PROBLEM TO SOLVE:
Extract each line bearing the word "grade".

ROWS:
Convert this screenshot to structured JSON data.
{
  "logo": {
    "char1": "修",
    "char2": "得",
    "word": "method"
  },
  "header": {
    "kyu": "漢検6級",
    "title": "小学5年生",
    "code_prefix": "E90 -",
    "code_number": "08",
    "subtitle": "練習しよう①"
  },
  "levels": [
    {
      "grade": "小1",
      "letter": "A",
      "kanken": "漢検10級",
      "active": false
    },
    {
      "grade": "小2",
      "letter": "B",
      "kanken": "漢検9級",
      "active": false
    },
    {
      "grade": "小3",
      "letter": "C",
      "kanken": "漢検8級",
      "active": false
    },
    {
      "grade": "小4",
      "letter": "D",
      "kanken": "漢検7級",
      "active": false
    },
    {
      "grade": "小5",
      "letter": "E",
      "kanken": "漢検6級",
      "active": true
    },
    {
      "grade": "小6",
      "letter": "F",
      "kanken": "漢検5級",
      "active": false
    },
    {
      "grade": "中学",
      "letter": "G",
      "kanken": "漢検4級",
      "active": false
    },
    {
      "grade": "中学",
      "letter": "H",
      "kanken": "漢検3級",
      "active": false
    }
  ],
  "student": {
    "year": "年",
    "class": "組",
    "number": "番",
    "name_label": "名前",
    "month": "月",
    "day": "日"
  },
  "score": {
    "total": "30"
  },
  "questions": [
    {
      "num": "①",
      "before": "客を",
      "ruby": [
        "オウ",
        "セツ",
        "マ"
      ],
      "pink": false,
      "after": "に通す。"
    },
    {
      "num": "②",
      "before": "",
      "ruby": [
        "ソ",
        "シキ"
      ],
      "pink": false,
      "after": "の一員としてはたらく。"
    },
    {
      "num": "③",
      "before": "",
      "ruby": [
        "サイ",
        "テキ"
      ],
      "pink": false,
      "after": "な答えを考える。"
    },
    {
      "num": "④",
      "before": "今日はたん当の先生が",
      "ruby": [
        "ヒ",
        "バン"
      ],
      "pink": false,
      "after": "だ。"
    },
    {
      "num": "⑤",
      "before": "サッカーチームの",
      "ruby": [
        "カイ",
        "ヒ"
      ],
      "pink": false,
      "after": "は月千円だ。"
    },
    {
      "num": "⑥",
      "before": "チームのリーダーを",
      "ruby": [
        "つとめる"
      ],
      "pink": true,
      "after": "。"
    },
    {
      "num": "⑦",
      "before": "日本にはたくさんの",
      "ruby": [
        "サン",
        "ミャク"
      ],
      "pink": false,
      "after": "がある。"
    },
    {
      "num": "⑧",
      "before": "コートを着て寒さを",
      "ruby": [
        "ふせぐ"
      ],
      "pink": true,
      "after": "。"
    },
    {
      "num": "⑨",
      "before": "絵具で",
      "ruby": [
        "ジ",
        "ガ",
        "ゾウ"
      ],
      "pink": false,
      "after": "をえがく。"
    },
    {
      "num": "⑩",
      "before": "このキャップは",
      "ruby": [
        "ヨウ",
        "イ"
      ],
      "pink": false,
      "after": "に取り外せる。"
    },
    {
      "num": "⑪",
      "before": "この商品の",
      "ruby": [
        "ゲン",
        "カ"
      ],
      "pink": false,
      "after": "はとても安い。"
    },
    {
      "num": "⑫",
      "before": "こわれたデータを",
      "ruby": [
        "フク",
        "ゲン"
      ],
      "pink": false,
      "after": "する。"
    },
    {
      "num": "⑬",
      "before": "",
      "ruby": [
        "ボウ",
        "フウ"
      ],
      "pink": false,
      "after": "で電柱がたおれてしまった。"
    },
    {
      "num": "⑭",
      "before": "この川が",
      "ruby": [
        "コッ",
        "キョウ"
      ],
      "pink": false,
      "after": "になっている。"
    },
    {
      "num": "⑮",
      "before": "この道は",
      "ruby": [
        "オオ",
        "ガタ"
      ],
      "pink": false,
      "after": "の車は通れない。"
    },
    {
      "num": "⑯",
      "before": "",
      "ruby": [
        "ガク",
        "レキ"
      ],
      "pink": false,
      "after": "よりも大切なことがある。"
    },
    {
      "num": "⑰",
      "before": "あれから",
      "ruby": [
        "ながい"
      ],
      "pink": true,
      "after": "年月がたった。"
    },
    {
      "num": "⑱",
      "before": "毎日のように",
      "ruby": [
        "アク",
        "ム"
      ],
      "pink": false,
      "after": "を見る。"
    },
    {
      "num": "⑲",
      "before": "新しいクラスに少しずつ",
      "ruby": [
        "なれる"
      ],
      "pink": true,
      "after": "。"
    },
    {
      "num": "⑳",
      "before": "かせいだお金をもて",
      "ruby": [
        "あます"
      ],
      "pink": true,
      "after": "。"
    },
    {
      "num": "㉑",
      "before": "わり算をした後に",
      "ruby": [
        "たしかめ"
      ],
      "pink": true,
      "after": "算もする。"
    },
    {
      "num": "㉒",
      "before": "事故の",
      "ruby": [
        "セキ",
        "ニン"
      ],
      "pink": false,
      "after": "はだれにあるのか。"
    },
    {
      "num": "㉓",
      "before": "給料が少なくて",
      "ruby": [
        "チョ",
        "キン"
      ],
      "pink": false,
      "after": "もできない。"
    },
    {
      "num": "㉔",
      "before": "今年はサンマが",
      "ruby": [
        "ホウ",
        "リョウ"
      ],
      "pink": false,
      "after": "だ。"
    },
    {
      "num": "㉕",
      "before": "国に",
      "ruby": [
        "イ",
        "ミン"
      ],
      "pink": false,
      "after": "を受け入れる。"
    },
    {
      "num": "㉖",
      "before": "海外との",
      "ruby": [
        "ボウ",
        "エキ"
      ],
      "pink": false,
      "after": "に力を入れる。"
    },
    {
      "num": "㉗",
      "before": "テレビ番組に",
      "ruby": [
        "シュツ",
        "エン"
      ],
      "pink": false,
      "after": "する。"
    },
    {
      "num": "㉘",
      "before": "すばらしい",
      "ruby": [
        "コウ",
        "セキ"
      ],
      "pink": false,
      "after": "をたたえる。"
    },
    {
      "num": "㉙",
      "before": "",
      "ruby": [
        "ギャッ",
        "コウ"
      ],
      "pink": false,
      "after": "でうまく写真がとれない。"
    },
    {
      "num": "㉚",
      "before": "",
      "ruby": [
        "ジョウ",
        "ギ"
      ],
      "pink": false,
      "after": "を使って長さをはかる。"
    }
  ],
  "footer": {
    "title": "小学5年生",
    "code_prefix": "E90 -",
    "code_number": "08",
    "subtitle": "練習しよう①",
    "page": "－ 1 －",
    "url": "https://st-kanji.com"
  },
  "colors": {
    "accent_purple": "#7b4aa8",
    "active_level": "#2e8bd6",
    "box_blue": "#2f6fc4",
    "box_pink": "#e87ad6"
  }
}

FULL RESPONSE:
      "grade": "小1",
      "grade": "小2",
      "grade": "小3",
      "grade": "小4",
      "grade": "小5",
      "grade": "小6",
      "grade": "中学",
      "grade": "中学",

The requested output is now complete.